**Problem:** Every record that follows should be printed verbatim.

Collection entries
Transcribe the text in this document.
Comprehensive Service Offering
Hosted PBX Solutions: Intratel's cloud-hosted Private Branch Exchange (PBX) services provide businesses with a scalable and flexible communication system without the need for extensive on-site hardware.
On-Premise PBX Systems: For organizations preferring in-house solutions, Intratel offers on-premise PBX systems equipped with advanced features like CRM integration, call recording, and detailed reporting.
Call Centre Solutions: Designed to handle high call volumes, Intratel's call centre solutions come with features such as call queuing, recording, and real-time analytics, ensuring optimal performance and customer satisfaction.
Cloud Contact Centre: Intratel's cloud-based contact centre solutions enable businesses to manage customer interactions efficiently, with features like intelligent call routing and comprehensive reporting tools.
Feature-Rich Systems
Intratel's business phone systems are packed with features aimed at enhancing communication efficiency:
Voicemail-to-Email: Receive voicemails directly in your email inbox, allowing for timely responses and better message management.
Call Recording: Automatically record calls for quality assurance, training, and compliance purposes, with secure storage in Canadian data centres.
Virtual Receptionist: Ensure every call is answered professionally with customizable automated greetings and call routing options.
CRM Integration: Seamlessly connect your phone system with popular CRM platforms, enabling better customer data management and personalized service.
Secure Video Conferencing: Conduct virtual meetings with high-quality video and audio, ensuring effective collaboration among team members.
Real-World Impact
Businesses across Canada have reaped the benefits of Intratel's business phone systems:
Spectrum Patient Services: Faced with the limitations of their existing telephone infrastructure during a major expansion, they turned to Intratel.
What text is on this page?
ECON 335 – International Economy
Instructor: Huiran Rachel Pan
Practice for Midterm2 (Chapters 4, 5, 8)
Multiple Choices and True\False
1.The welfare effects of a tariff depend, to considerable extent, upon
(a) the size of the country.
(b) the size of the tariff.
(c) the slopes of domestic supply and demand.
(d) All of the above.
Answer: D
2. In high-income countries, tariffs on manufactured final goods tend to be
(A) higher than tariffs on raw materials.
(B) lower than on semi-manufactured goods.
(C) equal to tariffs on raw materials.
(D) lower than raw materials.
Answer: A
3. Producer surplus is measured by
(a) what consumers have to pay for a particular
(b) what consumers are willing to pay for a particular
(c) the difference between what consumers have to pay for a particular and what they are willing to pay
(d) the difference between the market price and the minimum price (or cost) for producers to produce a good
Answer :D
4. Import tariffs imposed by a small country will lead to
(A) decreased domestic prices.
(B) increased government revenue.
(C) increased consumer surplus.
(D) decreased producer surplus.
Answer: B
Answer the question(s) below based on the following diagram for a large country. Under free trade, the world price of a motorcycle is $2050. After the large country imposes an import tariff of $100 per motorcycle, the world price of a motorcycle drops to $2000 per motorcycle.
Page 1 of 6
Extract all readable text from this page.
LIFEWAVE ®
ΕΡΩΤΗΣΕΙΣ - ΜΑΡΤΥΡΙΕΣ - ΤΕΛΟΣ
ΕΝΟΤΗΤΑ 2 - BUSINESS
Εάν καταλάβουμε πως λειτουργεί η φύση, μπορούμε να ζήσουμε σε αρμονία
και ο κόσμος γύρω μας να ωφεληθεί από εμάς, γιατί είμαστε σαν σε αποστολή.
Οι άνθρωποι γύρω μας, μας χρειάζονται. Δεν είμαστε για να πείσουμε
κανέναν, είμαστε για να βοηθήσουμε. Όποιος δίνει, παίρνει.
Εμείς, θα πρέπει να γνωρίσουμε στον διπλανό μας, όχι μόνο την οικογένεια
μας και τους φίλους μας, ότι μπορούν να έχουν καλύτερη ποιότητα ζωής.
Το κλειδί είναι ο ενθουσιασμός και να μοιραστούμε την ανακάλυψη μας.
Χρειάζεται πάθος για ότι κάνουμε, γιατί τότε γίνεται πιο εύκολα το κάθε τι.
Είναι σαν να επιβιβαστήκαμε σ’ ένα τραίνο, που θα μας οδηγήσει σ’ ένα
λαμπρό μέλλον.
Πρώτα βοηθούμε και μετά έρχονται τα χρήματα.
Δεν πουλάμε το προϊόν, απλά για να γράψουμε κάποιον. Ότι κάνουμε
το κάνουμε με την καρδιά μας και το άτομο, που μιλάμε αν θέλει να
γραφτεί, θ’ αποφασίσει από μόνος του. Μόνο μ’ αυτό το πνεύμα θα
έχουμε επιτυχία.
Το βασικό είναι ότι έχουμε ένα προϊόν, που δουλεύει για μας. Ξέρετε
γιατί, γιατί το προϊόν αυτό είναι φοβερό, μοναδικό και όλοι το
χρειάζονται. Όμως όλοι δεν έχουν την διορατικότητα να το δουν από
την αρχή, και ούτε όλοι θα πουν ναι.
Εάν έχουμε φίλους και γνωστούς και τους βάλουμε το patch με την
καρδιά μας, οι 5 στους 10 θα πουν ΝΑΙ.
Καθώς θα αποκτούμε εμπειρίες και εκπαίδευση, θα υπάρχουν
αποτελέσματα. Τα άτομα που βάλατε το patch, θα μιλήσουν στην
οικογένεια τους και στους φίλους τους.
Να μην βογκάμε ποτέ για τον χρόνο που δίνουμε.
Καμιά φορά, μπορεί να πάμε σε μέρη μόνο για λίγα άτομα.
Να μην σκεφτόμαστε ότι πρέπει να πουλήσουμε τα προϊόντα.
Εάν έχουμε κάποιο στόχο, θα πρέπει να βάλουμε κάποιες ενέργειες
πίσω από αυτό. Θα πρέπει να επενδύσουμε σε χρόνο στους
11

**Task response:**
Transcribe the text in this document.
Comprehensive Service Offering
Hosted PBX Solutions: Intratel's cloud-hosted Private Branch Exchange (PBX) services provide businesses with a scalable and flexible communication system without the need for extensive on-site hardware.
On-Premise PBX Systems: For organizations preferring in-house solutions, Intratel offers on-premise PBX systems equipped with advanced features like CRM integration, call recording, and detailed reporting.
Call Centre Solutions: Designed to handle high call volumes, Intratel's call centre solutions come with features such as call queuing, recording, and real-time analytics, ensuring optimal performance and customer satisfaction.
Cloud Contact Centre: Intratel's cloud-based contact centre solutions enable businesses to manage customer interactions efficiently, with features like intelligent call routing and comprehensive reporting tools.
Feature-Rich Systems
Intratel's business phone systems are packed with features aimed at enhancing communication efficiency:
Voicemail-to-Email: Receive voicemails directly in your email inbox, allowing for timely responses and better message management.
Call Recording: Automatically record calls for quality assurance, training, and compliance purposes, with secure storage in Canadian data centres.
Virtual Receptionist: Ensure every call is answered professionally with customizable automated greetings and call routing options.
CRM Integration: Seamlessly connect your phone system with popular CRM platforms, enabling better customer data management and personalized service.
Secure Video Conferencing: Conduct virtual meetings with high-quality video and audio, ensuring effective collaboration among team members.
Real-World Impact
Businesses across Canada have reaped the benefits of Intratel's business phone systems:
Spectrum Patient Services: Faced with the limitations of their existing telephone infrastructure during a major expansion, they turned to Intratel.
What text is on this page?
ECON 335 – International Economy
Instructor: Huiran Rachel Pan
Practice for Midterm2 (Chapters 4, 5, 8)
Multiple Choices and True\False
1.The welfare effects of a tariff depend, to considerable extent, upon
(a) the size of the country.
(b) the size of the tariff.
(c) the slopes of domestic supply and demand.
(d) All of the above.
Answer: D
2. In high-income countries, tariffs on manufactured final goods tend to be
(A) higher than tariffs on raw materials.
(B) lower than on semi-manufactured goods.
(C) equal to tariffs on raw materials.
(D) lower than raw materials.
Answer: A
3. Producer surplus is measured by
(a) what consumers have to pay for a particular
(b) what consumers are willing to pay for a particular
(c) the difference between what consumers have to pay for a particular and what they are willing to pay
(d) the difference between the market price and the minimum price (or cost) for producers to produce a good
Answer :D
4. Import tariffs imposed by a small country will lead to
(A) decreased domestic prices.
(B) increased government revenue.
(C) increased consumer surplus.
(D) decreased producer surplus.
Answer: B
Answer the question(s) below based on the following diagram for a large country. Under free trade, the world price of a motorcycle is $2050. After the large country imposes an import tariff of $100 per motorcycle, the world price of a motorcycle drops to $2000 per motorcycle.
Page 1 of 6
Extract all readable text from this page.
LIFEWAVE ®
ΕΡΩΤΗΣΕΙΣ - ΜΑΡΤΥΡΙΕΣ - ΤΕΛΟΣ
ΕΝΟΤΗΤΑ 2 - BUSINESS
Εάν καταλάβουμε πως λειτουργεί η φύση, μπορούμε να ζήσουμε σε αρμονία
και ο κόσμος γύρω μας να ωφεληθεί από εμάς, γιατί είμαστε σαν σε αποστολή.
Οι άνθρωποι γύρω μας, μας χρειάζονται. Δεν είμαστε για να πείσουμε
κανέναν, είμαστε για να βοηθήσουμε. Όποιος δίνει, παίρνει.
Εμείς, θα πρέπει να γνωρίσουμε στον διπλανό μας, όχι μόνο την οικογένεια
μας και τους φίλους μας, ότι μπορούν να έχουν καλύτερη ποιότητα ζωής.
Το κλειδί είναι ο ενθουσιασμός και να μοιραστούμε την ανακάλυψη μας.
Χρειάζεται πάθος για ότι κάνουμε, γιατί τότε γίνεται πιο εύκολα το κάθε τι.
Είναι σαν να επιβιβαστήκαμε σ’ ένα τραίνο, που θα μας οδηγήσει σ’ ένα
λαμπρό μέλλον.
Πρώτα βοηθούμε και μετά έρχονται τα χρήματα.
Δεν πουλάμε το προϊόν, απλά για να γράψουμε κάποιον. Ότι κάνουμε
το κάνουμε με την καρδιά μας και το άτομο, που μιλάμε αν θέλει να
γραφτεί, θ’ αποφασίσει από μόνος του. Μόνο μ’ αυτό το πνεύμα θα
έχουμε επιτυχία.
Το βασικό είναι ότι έχουμε ένα προϊόν, που δουλεύει για μας. Ξέρετε
γιατί, γιατί το προϊόν αυτό είναι φοβερό, μοναδικό και όλοι το
χρειάζονται. Όμως όλοι δεν έχουν την διορατικότητα να το δουν από
την αρχή, και ούτε όλοι θα πουν ναι.
Εάν έχουμε φίλους και γνωστούς και τους βάλουμε το patch με την
καρδιά μας, οι 5 στους 10 θα πουν ΝΑΙ.
Καθώς θα αποκτούμε εμπειρίες και εκπαίδευση, θα υπάρχουν
αποτελέσματα. Τα άτομα που βάλατε το patch, θα μιλήσουν στην
οικογένεια τους και στους φίλους τους.
Να μην βογκάμε ποτέ για τον χρόνο που δίνουμε.
Καμιά φορά, μπορεί να πάμε σε μέρη μόνο για λίγα άτομα.
Να μην σκεφτόμαστε ότι πρέπει να πουλήσουμε τα προϊόντα.
Εάν έχουμε κάποιο στόχο, θα πρέπει να βάλουμε κάποιες ενέργειες
πίσω από αυτό. Θα πρέπει να επενδύσουμε σε χρόνο στους
11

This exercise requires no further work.